*INSTRUCTIONS TO FOLLOW:*
Sift the listing for lines that hold the string "самураев" and pull them out.

*PROVIDED DATA:*
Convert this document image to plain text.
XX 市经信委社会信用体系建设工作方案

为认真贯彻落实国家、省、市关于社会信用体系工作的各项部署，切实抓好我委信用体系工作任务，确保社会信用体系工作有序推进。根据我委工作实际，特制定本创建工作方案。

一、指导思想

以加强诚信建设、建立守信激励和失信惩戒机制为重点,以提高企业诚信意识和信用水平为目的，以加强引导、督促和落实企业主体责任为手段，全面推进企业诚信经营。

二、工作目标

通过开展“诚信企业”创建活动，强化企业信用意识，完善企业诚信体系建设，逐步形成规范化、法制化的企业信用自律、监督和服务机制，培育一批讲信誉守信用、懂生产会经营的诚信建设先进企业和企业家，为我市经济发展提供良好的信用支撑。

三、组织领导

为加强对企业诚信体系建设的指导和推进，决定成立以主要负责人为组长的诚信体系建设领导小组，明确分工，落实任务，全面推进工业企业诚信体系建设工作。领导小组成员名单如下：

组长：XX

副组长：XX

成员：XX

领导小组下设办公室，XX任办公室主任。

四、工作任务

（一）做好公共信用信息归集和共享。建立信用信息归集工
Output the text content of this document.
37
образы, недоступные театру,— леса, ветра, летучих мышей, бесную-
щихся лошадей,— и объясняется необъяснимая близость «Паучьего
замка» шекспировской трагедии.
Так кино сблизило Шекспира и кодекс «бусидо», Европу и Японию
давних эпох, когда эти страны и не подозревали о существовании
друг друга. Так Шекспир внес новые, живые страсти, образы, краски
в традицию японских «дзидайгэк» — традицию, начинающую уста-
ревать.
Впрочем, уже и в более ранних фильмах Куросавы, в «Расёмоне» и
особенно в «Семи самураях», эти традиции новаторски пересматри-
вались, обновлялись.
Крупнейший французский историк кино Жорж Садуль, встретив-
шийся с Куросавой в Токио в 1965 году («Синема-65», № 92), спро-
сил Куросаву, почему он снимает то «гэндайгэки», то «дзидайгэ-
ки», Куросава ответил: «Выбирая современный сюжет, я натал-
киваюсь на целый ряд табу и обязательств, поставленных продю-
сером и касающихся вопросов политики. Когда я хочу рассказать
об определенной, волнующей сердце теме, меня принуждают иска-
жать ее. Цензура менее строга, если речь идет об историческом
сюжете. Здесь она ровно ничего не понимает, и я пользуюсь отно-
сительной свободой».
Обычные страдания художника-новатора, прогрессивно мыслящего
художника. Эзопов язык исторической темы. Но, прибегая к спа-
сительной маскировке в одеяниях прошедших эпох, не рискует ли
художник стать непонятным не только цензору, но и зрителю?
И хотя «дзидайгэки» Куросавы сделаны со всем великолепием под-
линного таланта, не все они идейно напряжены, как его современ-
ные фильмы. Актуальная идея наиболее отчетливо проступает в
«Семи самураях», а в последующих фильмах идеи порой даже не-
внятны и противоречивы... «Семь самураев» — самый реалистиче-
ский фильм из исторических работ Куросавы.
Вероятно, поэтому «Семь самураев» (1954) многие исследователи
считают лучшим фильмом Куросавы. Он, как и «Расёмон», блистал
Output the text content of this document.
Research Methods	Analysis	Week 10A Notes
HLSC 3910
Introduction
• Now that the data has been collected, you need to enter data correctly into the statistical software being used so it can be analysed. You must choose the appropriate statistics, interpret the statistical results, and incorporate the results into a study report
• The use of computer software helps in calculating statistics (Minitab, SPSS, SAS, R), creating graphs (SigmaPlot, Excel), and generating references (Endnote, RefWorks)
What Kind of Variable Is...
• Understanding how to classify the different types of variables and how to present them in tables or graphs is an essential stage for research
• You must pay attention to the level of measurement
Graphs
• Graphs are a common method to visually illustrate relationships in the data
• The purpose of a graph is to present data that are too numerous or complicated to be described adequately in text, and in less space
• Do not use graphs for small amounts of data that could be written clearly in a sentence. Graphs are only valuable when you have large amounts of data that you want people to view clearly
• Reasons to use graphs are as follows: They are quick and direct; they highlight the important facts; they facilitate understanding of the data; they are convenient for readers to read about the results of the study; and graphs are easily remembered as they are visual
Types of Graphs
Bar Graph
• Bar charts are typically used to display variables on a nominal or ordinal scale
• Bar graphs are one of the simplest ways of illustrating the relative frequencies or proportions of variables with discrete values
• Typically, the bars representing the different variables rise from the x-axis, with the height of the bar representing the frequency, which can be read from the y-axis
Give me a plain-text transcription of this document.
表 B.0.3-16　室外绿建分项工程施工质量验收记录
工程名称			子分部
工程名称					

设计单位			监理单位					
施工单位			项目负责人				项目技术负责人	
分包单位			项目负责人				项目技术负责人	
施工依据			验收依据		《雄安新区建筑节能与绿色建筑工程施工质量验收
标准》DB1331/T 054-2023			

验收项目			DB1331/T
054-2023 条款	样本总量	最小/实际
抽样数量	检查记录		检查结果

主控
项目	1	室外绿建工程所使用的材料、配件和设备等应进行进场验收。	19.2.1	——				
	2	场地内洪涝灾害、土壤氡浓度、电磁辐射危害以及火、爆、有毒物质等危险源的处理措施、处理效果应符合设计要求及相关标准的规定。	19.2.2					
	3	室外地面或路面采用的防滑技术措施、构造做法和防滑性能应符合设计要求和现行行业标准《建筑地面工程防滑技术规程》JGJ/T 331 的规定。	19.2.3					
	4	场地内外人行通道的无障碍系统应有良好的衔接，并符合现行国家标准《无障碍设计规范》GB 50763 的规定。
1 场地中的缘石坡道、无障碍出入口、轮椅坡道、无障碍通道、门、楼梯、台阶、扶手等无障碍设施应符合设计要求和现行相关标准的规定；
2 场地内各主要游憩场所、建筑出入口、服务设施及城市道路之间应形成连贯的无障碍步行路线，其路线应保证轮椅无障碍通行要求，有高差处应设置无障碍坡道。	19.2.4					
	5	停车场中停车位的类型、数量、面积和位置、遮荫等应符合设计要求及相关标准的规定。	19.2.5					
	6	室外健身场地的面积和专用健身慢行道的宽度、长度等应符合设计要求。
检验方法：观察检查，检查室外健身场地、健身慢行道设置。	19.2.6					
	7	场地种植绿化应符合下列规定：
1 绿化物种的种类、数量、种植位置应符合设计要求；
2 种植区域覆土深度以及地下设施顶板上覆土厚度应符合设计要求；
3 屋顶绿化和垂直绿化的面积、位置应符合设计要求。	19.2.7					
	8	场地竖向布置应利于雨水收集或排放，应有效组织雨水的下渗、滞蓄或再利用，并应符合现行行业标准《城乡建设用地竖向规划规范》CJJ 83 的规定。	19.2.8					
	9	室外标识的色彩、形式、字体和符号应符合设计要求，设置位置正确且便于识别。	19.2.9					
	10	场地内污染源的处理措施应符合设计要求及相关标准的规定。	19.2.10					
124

*FINISHED ANSWER:*
внятны и противоречивы... «Семь самураев» — самый реалистиче-
Вероятно, поэтому «Семь самураев» (1954) многие исследователи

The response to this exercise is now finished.